▶ [WHAT IS NEEDED]:
Copy each line of the data below with the word "view".

━━━━━━━━━━━━━━━━━━━━

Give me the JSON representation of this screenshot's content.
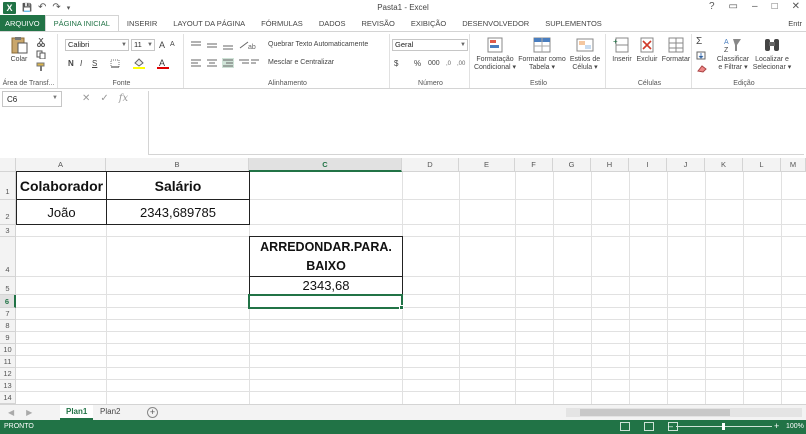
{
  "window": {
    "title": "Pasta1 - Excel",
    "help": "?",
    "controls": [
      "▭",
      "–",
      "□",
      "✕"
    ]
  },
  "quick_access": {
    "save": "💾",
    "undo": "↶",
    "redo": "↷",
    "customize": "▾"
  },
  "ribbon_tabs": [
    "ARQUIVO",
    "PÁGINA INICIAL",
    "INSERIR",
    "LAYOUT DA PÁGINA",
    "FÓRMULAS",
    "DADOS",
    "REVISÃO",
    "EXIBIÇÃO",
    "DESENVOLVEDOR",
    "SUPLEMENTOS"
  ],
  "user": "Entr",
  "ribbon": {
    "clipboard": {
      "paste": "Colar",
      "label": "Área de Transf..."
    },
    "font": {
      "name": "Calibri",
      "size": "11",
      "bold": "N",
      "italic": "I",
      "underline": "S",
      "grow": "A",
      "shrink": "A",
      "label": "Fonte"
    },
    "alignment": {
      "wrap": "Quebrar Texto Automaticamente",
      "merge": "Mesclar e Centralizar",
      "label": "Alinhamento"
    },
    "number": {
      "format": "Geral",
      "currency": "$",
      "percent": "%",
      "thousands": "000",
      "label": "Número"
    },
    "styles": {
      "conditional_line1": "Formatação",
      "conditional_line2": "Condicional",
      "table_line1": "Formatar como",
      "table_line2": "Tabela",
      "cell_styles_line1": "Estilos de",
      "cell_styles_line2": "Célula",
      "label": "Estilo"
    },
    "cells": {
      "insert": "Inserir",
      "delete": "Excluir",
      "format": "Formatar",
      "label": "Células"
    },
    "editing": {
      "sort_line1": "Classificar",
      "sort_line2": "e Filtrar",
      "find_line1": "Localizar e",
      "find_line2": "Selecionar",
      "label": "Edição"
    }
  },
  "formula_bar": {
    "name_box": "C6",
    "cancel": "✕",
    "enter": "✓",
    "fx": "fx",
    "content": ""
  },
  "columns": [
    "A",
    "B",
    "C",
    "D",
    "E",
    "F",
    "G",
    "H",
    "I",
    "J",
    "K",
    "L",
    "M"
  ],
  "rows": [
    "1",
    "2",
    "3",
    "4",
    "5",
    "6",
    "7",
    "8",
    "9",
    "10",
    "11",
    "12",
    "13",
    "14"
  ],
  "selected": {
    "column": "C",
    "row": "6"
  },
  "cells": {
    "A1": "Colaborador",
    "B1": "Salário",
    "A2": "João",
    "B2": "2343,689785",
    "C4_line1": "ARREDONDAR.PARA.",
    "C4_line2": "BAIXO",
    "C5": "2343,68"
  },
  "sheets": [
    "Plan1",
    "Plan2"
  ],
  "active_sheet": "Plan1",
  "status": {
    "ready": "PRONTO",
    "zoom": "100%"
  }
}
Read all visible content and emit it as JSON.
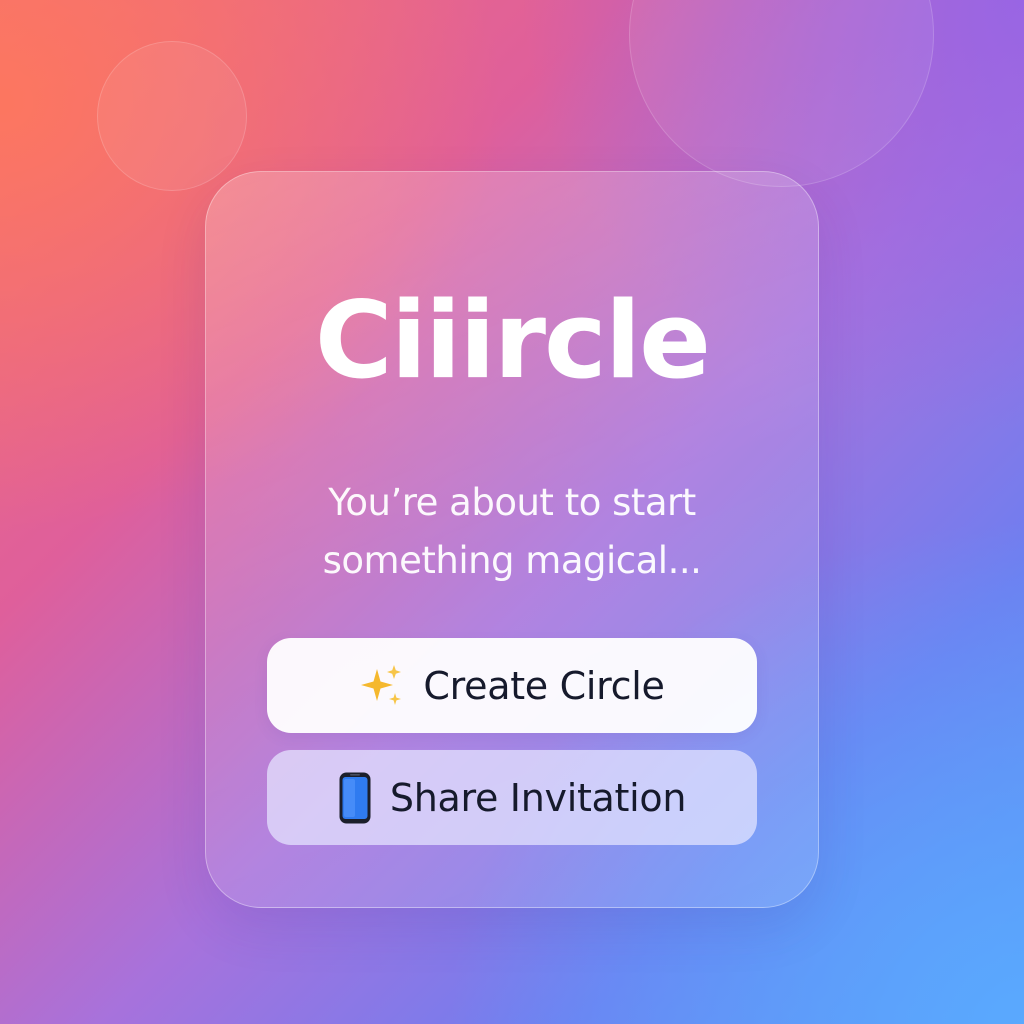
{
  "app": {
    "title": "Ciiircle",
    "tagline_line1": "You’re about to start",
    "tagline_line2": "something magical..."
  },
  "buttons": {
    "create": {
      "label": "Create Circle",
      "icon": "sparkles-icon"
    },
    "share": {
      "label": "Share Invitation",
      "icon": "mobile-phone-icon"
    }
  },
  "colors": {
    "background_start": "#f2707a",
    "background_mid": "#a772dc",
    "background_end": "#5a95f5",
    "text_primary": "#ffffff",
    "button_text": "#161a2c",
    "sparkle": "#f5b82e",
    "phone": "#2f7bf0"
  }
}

━━━━━━━━━━━━━━━━━━━━

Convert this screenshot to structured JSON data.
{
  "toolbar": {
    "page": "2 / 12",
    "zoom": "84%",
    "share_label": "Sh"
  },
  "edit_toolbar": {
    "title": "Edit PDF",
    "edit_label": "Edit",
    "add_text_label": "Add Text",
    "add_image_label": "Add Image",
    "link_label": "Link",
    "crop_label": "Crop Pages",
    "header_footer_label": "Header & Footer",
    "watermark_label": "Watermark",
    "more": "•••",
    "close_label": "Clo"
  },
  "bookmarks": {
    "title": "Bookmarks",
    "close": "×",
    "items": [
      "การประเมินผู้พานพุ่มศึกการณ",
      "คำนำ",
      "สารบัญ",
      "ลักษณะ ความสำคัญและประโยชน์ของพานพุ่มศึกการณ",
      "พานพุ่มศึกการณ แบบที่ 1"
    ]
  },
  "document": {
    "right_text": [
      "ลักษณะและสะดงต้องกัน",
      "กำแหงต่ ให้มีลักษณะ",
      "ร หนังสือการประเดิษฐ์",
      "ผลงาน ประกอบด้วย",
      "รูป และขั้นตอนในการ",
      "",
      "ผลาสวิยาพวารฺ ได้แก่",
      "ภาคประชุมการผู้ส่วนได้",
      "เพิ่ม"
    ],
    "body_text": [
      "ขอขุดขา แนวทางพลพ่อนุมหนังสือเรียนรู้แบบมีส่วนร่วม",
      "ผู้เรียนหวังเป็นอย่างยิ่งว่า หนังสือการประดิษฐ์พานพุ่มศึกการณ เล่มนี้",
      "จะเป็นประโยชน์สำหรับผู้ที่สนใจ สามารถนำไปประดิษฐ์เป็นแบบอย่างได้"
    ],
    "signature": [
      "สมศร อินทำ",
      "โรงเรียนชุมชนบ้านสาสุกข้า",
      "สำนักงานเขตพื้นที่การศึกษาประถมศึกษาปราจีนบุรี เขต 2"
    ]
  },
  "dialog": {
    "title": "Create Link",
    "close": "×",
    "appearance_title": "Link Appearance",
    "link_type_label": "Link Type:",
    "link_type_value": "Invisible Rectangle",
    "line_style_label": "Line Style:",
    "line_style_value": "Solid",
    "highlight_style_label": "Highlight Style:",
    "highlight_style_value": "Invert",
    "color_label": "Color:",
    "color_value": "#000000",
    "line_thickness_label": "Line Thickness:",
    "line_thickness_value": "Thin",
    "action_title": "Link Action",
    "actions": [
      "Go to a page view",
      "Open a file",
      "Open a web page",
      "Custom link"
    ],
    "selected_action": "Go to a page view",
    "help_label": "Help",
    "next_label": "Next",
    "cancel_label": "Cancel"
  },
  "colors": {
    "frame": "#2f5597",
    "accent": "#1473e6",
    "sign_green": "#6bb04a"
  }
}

━━━━━━━━━━━━━━━━━━━━

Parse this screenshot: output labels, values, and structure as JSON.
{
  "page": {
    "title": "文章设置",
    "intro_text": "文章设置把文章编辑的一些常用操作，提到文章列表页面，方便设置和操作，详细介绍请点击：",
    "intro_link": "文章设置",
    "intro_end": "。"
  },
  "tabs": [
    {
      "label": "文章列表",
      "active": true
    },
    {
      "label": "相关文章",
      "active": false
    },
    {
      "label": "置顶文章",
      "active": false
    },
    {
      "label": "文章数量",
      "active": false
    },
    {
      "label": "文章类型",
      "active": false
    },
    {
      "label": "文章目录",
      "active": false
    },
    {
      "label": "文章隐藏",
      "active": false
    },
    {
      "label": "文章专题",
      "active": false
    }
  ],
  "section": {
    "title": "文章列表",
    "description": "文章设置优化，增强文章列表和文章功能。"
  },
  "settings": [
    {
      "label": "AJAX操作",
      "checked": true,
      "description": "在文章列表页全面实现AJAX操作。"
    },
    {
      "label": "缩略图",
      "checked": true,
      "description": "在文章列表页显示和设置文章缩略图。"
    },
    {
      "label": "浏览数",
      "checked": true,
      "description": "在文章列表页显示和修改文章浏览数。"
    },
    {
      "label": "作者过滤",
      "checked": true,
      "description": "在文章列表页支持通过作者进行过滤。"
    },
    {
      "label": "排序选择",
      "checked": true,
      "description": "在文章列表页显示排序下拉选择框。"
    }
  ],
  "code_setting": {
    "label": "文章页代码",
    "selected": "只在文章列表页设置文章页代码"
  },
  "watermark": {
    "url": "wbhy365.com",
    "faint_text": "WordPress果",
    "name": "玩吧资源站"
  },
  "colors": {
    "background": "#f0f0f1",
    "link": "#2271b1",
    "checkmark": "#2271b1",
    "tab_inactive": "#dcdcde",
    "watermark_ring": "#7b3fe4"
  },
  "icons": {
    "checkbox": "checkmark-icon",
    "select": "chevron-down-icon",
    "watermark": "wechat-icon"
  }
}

━━━━━━━━━━━━━━━━━━━━

▶ [EXERCISE SOLUTION]:
      "Go to a page view",
    "selected_action": "Go to a page view",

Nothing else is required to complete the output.